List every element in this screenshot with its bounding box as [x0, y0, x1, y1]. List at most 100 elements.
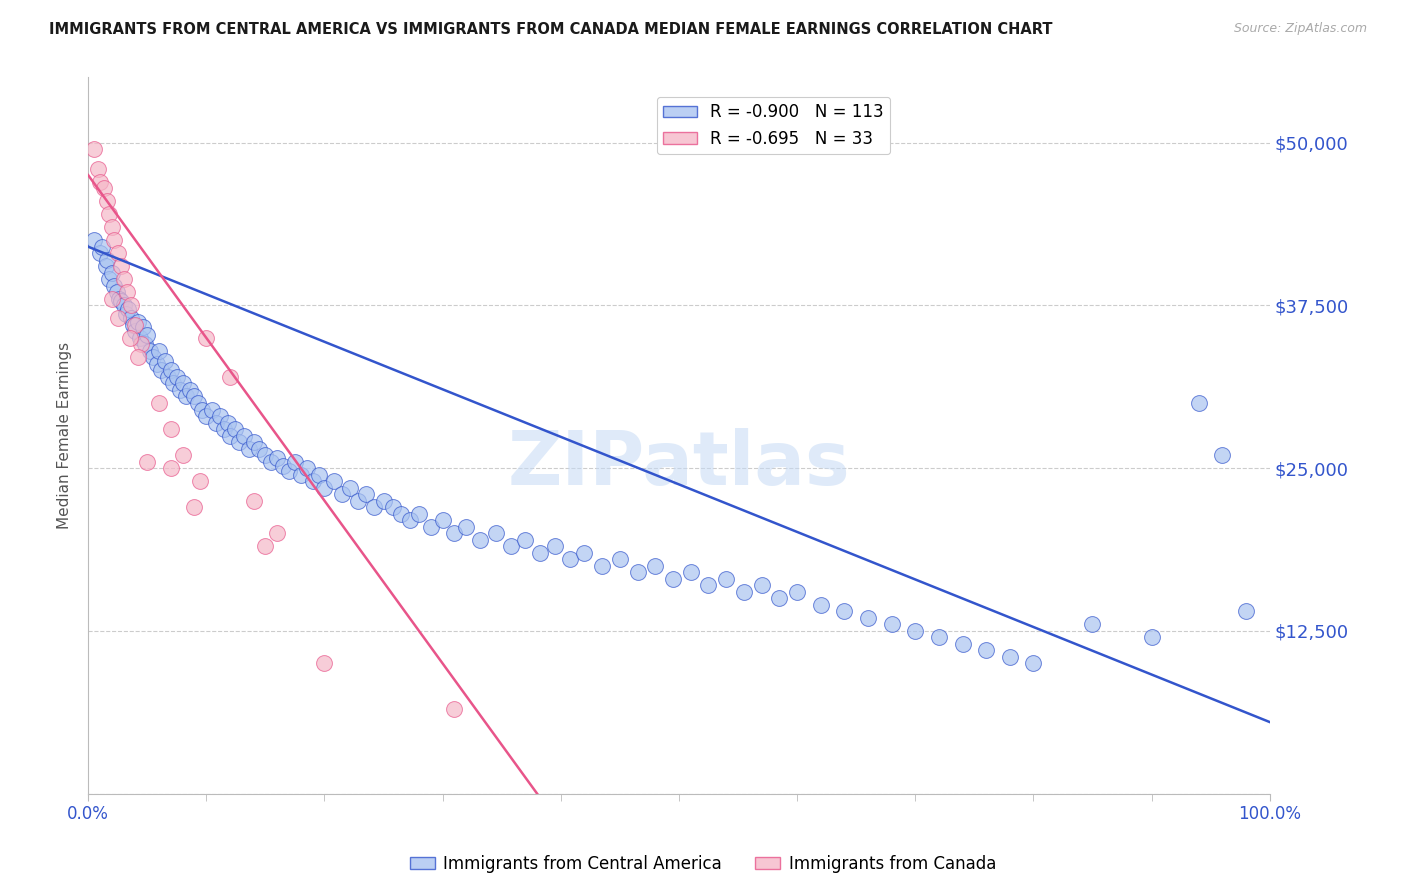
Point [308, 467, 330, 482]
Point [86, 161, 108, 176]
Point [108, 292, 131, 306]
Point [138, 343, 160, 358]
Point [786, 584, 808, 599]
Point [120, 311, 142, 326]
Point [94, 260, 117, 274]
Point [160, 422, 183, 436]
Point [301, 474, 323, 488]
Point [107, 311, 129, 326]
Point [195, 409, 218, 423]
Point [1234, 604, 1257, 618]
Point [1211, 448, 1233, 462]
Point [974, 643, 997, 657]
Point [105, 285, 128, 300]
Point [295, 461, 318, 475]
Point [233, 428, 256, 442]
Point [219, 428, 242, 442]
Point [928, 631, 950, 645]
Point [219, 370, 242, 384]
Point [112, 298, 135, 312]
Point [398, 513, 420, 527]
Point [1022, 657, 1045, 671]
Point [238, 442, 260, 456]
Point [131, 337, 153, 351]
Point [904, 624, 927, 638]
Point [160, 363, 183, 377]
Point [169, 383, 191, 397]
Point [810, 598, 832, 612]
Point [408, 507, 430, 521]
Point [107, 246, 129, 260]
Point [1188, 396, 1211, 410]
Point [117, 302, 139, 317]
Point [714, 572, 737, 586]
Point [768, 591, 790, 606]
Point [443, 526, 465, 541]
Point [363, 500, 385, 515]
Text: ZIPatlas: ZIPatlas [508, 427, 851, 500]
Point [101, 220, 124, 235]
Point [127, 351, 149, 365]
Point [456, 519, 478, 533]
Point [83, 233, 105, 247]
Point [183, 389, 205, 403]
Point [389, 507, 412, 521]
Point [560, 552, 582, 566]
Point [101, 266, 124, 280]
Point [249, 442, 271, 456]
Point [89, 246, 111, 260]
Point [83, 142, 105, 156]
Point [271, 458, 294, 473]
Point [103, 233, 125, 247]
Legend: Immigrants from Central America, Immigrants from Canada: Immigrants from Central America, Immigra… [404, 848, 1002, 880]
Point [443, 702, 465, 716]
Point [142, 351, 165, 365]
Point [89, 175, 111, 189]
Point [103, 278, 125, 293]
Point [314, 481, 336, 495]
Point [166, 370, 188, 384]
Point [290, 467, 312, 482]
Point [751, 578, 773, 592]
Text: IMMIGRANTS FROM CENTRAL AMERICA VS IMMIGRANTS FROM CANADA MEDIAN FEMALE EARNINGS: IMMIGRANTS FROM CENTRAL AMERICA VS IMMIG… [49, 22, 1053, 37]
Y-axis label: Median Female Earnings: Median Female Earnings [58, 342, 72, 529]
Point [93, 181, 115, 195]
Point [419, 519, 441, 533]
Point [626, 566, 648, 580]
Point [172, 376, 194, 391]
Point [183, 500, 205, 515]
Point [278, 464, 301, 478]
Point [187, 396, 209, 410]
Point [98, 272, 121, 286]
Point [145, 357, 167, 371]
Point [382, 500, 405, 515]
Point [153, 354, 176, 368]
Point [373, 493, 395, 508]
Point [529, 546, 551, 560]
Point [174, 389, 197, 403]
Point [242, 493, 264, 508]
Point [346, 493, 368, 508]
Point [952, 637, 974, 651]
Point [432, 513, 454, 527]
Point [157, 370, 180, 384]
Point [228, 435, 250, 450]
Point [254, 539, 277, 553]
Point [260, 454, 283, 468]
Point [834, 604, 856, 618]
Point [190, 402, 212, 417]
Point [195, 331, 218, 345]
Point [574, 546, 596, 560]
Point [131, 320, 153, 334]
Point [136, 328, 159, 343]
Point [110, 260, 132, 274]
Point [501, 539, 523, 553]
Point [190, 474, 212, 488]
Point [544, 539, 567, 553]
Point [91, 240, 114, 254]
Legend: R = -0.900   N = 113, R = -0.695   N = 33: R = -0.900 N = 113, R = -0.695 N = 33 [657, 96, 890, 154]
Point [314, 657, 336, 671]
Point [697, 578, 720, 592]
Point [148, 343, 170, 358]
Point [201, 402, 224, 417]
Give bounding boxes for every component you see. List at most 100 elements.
* * * * *
Copy every row above word for word, leaving out the pictures.

List every element in this screenshot with its bounding box as [x0, y0, x1, y1]. List at most 100 elements.
Point [308, 467, 330, 482]
Point [86, 161, 108, 176]
Point [108, 292, 131, 306]
Point [138, 343, 160, 358]
Point [786, 584, 808, 599]
Point [120, 311, 142, 326]
Point [94, 260, 117, 274]
Point [160, 422, 183, 436]
Point [301, 474, 323, 488]
Point [107, 311, 129, 326]
Point [195, 409, 218, 423]
Point [1234, 604, 1257, 618]
Point [1211, 448, 1233, 462]
Point [974, 643, 997, 657]
Point [105, 285, 128, 300]
Point [295, 461, 318, 475]
Point [233, 428, 256, 442]
Point [219, 428, 242, 442]
Point [928, 631, 950, 645]
Point [219, 370, 242, 384]
Point [112, 298, 135, 312]
Point [398, 513, 420, 527]
Point [1022, 657, 1045, 671]
Point [238, 442, 260, 456]
Point [131, 337, 153, 351]
Point [904, 624, 927, 638]
Point [160, 363, 183, 377]
Point [169, 383, 191, 397]
Point [810, 598, 832, 612]
Point [408, 507, 430, 521]
Point [107, 246, 129, 260]
Point [1188, 396, 1211, 410]
Point [117, 302, 139, 317]
Point [714, 572, 737, 586]
Point [768, 591, 790, 606]
Point [443, 526, 465, 541]
Point [363, 500, 385, 515]
Text: ZIPatlas: ZIPatlas [508, 427, 851, 500]
Point [101, 220, 124, 235]
Point [127, 351, 149, 365]
Point [456, 519, 478, 533]
Point [83, 233, 105, 247]
Point [183, 389, 205, 403]
Point [389, 507, 412, 521]
Point [560, 552, 582, 566]
Point [101, 266, 124, 280]
Point [249, 442, 271, 456]
Point [89, 246, 111, 260]
Point [83, 142, 105, 156]
Point [271, 458, 294, 473]
Point [103, 233, 125, 247]
Legend: Immigrants from Central America, Immigrants from Canada: Immigrants from Central America, Immigra… [404, 848, 1002, 880]
Point [443, 702, 465, 716]
Point [142, 351, 165, 365]
Point [89, 175, 111, 189]
Point [103, 278, 125, 293]
Point [314, 481, 336, 495]
Point [166, 370, 188, 384]
Point [290, 467, 312, 482]
Point [751, 578, 773, 592]
Text: IMMIGRANTS FROM CENTRAL AMERICA VS IMMIGRANTS FROM CANADA MEDIAN FEMALE EARNINGS: IMMIGRANTS FROM CENTRAL AMERICA VS IMMIG… [49, 22, 1053, 37]
Y-axis label: Median Female Earnings: Median Female Earnings [58, 342, 72, 529]
Point [93, 181, 115, 195]
Point [419, 519, 441, 533]
Point [626, 566, 648, 580]
Point [172, 376, 194, 391]
Point [183, 500, 205, 515]
Point [278, 464, 301, 478]
Point [187, 396, 209, 410]
Point [98, 272, 121, 286]
Point [145, 357, 167, 371]
Point [382, 500, 405, 515]
Point [153, 354, 176, 368]
Point [373, 493, 395, 508]
Point [529, 546, 551, 560]
Point [174, 389, 197, 403]
Point [242, 493, 264, 508]
Point [346, 493, 368, 508]
Point [952, 637, 974, 651]
Point [432, 513, 454, 527]
Point [157, 370, 180, 384]
Point [228, 435, 250, 450]
Point [254, 539, 277, 553]
Point [260, 454, 283, 468]
Point [834, 604, 856, 618]
Point [190, 402, 212, 417]
Point [195, 331, 218, 345]
Point [574, 546, 596, 560]
Point [131, 320, 153, 334]
Point [136, 328, 159, 343]
Point [110, 260, 132, 274]
Point [501, 539, 523, 553]
Point [190, 474, 212, 488]
Point [544, 539, 567, 553]
Point [91, 240, 114, 254]
Legend: R = -0.900   N = 113, R = -0.695   N = 33: R = -0.900 N = 113, R = -0.695 N = 33 [657, 96, 890, 154]
Point [314, 657, 336, 671]
Point [697, 578, 720, 592]
Point [148, 343, 170, 358]
Point [201, 402, 224, 417]
Give bounding boxes for every component you see. List at most 100 elements.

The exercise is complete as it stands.